• **Task item**:
Below are the records. Transcribe them exactly.

• **Stored items**:

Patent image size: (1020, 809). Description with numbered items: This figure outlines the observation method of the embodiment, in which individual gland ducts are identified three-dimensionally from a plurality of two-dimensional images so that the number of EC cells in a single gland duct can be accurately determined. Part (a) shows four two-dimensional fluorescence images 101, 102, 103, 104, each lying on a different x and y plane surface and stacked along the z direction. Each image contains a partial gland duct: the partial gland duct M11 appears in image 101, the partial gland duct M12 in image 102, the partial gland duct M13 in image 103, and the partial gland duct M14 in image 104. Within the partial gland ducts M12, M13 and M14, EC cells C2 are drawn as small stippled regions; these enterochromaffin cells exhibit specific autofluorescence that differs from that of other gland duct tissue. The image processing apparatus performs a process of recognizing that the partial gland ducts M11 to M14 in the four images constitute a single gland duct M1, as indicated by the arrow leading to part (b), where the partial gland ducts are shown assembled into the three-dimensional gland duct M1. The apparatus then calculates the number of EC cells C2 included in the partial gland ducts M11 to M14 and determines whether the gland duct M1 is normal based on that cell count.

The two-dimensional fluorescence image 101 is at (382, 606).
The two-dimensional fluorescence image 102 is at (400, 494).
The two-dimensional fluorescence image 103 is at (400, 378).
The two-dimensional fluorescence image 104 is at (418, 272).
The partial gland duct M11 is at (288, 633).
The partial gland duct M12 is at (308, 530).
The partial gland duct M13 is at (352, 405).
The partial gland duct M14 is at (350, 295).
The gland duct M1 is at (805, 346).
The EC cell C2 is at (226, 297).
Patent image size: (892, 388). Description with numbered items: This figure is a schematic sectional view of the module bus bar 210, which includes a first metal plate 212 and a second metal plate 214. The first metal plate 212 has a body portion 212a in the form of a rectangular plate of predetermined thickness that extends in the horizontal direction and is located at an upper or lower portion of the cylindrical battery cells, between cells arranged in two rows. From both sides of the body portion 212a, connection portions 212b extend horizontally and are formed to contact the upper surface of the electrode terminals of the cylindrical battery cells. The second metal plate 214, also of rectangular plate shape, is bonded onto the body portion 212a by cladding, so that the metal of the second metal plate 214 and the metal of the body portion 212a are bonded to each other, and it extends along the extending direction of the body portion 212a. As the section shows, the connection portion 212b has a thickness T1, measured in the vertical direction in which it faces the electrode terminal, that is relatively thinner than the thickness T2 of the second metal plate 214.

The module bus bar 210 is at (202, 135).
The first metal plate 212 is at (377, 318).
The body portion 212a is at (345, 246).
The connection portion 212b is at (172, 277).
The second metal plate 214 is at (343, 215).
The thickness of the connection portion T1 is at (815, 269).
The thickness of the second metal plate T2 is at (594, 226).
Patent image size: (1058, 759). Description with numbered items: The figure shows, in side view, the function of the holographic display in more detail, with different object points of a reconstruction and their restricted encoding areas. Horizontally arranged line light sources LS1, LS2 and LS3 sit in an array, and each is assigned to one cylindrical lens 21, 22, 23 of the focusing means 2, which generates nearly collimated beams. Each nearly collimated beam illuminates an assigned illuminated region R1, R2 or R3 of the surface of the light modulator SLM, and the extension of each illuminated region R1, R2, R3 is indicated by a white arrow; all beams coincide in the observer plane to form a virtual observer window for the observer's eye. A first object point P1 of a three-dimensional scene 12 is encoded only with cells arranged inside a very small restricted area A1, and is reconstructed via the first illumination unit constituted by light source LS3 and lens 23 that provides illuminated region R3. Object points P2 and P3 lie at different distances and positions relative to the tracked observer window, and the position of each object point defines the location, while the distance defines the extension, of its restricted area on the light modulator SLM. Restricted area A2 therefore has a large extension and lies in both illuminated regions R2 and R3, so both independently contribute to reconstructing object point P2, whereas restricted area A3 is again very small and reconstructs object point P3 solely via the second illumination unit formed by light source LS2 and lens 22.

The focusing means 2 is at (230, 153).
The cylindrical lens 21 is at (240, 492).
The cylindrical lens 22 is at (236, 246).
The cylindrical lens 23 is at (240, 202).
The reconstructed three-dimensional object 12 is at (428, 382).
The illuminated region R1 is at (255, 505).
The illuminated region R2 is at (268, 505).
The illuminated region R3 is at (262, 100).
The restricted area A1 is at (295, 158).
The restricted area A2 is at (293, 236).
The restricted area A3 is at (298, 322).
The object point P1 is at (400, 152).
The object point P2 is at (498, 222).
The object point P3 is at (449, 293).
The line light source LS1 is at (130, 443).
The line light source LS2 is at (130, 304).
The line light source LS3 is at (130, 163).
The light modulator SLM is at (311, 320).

• **Task answer**:
Patent image size: (1020, 809). Description with numbered items: This figure outlines the observation method of the embodiment, in which individual gland ducts are identified three-dimensionally from a plurality of two-dimensional images so that the number of EC cells in a single gland duct can be accurately determined. Part (a) shows four two-dimensional fluorescence images 101, 102, 103, 104, each lying on a different x and y plane surface and stacked along the z direction. Each image contains a partial gland duct: the partial gland duct M11 appears in image 101, the partial gland duct M12 in image 102, the partial gland duct M13 in image 103, and the partial gland duct M14 in image 104. Within the partial gland ducts M12, M13 and M14, EC cells C2 are drawn as small stippled regions; these enterochromaffin cells exhibit specific autofluorescence that differs from that of other gland duct tissue. The image processing apparatus performs a process of recognizing that the partial gland ducts M11 to M14 in the four images constitute a single gland duct M1, as indicated by the arrow leading to part (b), where the partial gland ducts are shown assembled into the three-dimensional gland duct M1. The apparatus then calculates the number of EC cells C2 included in the partial gland ducts M11 to M14 and determines whether the gland duct M1 is normal based on that cell count.

The two-dimensional fluorescence image 101 is at (382, 606).
The two-dimensional fluorescence image 102 is at (400, 494).
The two-dimensional fluorescence image 103 is at (400, 378).
The two-dimensional fluorescence image 104 is at (418, 272).
The partial gland duct M11 is at (288, 633).
The partial gland duct M12 is at (308, 530).
The partial gland duct M13 is at (352, 405).
The partial gland duct M14 is at (350, 295).
The gland duct M1 is at (805, 346).
The EC cell C2 is at (226, 297).
Patent image size: (892, 388). Description with numbered items: This figure is a schematic sectional view of the module bus bar 210, which includes a first metal plate 212 and a second metal plate 214. The first metal plate 212 has a body portion 212a in the form of a rectangular plate of predetermined thickness that extends in the horizontal direction and is located at an upper or lower portion of the cylindrical battery cells, between cells arranged in two rows. From both sides of the body portion 212a, connection portions 212b extend horizontally and are formed to contact the upper surface of the electrode terminals of the cylindrical battery cells. The second metal plate 214, also of rectangular plate shape, is bonded onto the body portion 212a by cladding, so that the metal of the second metal plate 214 and the metal of the body portion 212a are bonded to each other, and it extends along the extending direction of the body portion 212a. As the section shows, the connection portion 212b has a thickness T1, measured in the vertical direction in which it faces the electrode terminal, that is relatively thinner than the thickness T2 of the second metal plate 214.

The module bus bar 210 is at (202, 135).
The first metal plate 212 is at (377, 318).
The body portion 212a is at (345, 246).
The connection portion 212b is at (172, 277).
The second metal plate 214 is at (343, 215).
The thickness of the connection portion T1 is at (815, 269).
The thickness of the second metal plate T2 is at (594, 226).
Patent image size: (1058, 759). Description with numbered items: The figure shows, in side view, the function of the holographic display in more detail, with different object points of a reconstruction and their restricted encoding areas. Horizontally arranged line light sources LS1, LS2 and LS3 sit in an array, and each is assigned to one cylindrical lens 21, 22, 23 of the focusing means 2, which generates nearly collimated beams. Each nearly collimated beam illuminates an assigned illuminated region R1, R2 or R3 of the surface of the light modulator SLM, and the extension of each illuminated region R1, R2, R3 is indicated by a white arrow; all beams coincide in the observer plane to form a virtual observer window for the observer's eye. A first object point P1 of a three-dimensional scene 12 is encoded only with cells arranged inside a very small restricted area A1, and is reconstructed via the first illumination unit constituted by light source LS3 and lens 23 that provides illuminated region R3. Object points P2 and P3 lie at different distances and positions relative to the tracked observer window, and the position of each object point defines the location, while the distance defines the extension, of its restricted area on the light modulator SLM. Restricted area A2 therefore has a large extension and lies in both illuminated regions R2 and R3, so both independently contribute to reconstructing object point P2, whereas restricted area A3 is again very small and reconstructs object point P3 solely via the second illumination unit formed by light source LS2 and lens 22.

The focusing means 2 is at (230, 153).
The cylindrical lens 21 is at (240, 492).
The cylindrical lens 22 is at (236, 246).
The cylindrical lens 23 is at (240, 202).
The reconstructed three-dimensional object 12 is at (428, 382).
The illuminated region R1 is at (255, 505).
The illuminated region R2 is at (268, 505).
The illuminated region R3 is at (262, 100).
The restricted area A1 is at (295, 158).
The restricted area A2 is at (293, 236).
The restricted area A3 is at (298, 322).
The object point P1 is at (400, 152).
The object point P2 is at (498, 222).
The object point P3 is at (449, 293).
The line light source LS1 is at (130, 443).
The line light source LS2 is at (130, 304).
The line light source LS3 is at (130, 163).
The light modulator SLM is at (311, 320).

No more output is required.